### What you are asked to do
Can all of these lines be returned exactly?
─── Given entries
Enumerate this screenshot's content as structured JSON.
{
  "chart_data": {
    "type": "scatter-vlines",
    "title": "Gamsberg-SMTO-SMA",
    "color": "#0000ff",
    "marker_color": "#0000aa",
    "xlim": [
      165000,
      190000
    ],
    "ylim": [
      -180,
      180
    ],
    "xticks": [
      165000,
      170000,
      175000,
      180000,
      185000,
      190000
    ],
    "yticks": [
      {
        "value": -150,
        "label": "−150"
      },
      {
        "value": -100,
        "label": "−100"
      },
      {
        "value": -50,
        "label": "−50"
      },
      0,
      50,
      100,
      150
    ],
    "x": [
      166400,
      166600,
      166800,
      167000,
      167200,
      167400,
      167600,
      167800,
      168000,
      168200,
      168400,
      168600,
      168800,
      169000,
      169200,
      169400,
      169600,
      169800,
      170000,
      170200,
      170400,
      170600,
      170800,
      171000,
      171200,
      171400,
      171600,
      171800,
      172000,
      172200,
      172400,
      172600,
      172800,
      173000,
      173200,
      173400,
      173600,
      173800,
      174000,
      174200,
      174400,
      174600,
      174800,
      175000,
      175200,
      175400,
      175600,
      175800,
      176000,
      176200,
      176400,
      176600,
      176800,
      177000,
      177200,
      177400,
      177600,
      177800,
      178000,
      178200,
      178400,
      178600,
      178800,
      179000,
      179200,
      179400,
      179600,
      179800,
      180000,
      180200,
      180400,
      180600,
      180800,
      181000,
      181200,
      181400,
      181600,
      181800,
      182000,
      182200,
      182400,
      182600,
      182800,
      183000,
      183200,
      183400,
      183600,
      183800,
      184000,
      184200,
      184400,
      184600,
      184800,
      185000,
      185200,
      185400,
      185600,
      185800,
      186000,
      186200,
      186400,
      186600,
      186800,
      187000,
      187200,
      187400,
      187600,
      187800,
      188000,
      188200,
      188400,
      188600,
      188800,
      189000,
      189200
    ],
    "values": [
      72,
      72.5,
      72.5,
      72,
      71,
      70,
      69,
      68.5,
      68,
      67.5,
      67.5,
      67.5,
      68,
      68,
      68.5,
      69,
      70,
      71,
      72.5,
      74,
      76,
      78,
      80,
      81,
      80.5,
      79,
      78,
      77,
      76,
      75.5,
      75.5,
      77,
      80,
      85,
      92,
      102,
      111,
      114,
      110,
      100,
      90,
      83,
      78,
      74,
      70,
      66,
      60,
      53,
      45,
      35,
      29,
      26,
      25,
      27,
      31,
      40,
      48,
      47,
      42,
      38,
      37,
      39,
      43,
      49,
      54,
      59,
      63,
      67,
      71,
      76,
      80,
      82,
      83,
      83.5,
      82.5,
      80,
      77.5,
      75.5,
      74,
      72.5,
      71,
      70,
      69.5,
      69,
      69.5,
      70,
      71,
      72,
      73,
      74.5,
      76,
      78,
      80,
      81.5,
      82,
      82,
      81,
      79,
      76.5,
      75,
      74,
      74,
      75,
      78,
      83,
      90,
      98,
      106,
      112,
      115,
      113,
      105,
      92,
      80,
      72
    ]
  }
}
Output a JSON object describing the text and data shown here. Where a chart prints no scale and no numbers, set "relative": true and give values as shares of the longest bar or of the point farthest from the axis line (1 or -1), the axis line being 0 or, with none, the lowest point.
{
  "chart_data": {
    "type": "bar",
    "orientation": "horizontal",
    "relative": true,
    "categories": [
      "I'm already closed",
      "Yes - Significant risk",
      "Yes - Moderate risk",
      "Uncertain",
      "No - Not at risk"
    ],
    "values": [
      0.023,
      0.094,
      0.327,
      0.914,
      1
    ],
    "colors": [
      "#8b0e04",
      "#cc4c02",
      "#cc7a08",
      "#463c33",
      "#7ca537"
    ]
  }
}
──────
### Output for this task
Enumerate this screenshot's content as structured JSON.
{
  "chart_data": {
    "type": "scatter-vlines",
    "title": "Gamsberg-SMTO-SMA",
    "color": "#0000ff",
    "marker_color": "#0000aa",
    "xlim": [
      165000,
      190000
    ],
    "ylim": [
      -180,
      180
    ],
    "xticks": [
      165000,
      170000,
      175000,
      180000,
      185000,
      190000
    ],
    "yticks": [
      {
        "value": -150,
        "label": "−150"
      },
      {
        "value": -100,
        "label": "−100"
      },
      {
        "value": -50,
        "label": "−50"
      },
      0,
      50,
      100,
      150
    ],
    "x": [
      166400,
      166600,
      166800,
      167000,
      167200,
      167400,
      167600,
      167800,
      168000,
      168200,
      168400,
      168600,
      168800,
      169000,
      169200,
      169400,
      169600,
      169800,
      170000,
      170200,
      170400,
      170600,
      170800,
      171000,
      171200,
      171400,
      171600,
      171800,
      172000,
      172200,
      172400,
      172600,
      172800,
      173000,
      173200,
      173400,
      173600,
      173800,
      174000,
      174200,
      174400,
      174600,
      174800,
      175000,
      175200,
      175400,
      175600,
      175800,
      176000,
      176200,
      176400,
      176600,
      176800,
      177000,
      177200,
      177400,
      177600,
      177800,
      178000,
      178200,
      178400,
      178600,
      178800,
      179000,
      179200,
      179400,
      179600,
      179800,
      180000,
      180200,
      180400,
      180600,
      180800,
      181000,
      181200,
      181400,
      181600,
      181800,
      182000,
      182200,
      182400,
      182600,
      182800,
      183000,
      183200,
      183400,
      183600,
      183800,
      184000,
      184200,
      184400,
      184600,
      184800,
      185000,
      185200,
      185400,
      185600,
      185800,
      186000,
      186200,
      186400,
      186600,
      186800,
      187000,
      187200,
      187400,
      187600,
      187800,
      188000,
      188200,
      188400,
      188600,
      188800,
      189000,
      189200
    ],
    "values": [
      72,
      72.5,
      72.5,
      72,
      71,
      70,
      69,
      68.5,
      68,
      67.5,
      67.5,
      67.5,
      68,
      68,
      68.5,
      69,
      70,
      71,
      72.5,
      74,
      76,
      78,
      80,
      81,
      80.5,
      79,
      78,
      77,
      76,
      75.5,
      75.5,
      77,
      80,
      85,
      92,
      102,
      111,
      114,
      110,
      100,
      90,
      83,
      78,
      74,
      70,
      66,
      60,
      53,
      45,
      35,
      29,
      26,
      25,
      27,
      31,
      40,
      48,
      47,
      42,
      38,
      37,
      39,
      43,
      49,
      54,
      59,
      63,
      67,
      71,
      76,
      80,
      82,
      83,
      83.5,
      82.5,
      80,
      77.5,
      75.5,
      74,
      72.5,
      71,
      70,
      69.5,
      69,
      69.5,
      70,
      71,
      72,
      73,
      74.5,
      76,
      78,
      80,
      81.5,
      82,
      82,
      81,
      79,
      76.5,
      75,
      74,
      74,
      75,
      78,
      83,
      90,
      98,
      106,
      112,
      115,
      113,
      105,
      92,
      80,
      72
    ]
  }
}
Output a JSON object describing the text and data shown here. Where a chart prints no scale and no numbers, set "relative": true and give values as shares of the longest bar or of the point farthest from the axis line (1 or -1), the axis line being 0 or, with none, the lowest point.
{
  "chart_data": {
    "type": "bar",
    "orientation": "horizontal",
    "relative": true,
    "categories": [
      "I'm already closed",
      "Yes - Significant risk",
      "Yes - Moderate risk",
      "Uncertain",
      "No - Not at risk"
    ],
    "values": [
      0.023,
      0.094,
      0.327,
      0.914,
      1
    ],
    "colors": [
      "#8b0e04",
      "#cc4c02",
      "#cc7a08",
      "#463c33",
      "#7ca537"
    ]
  }
}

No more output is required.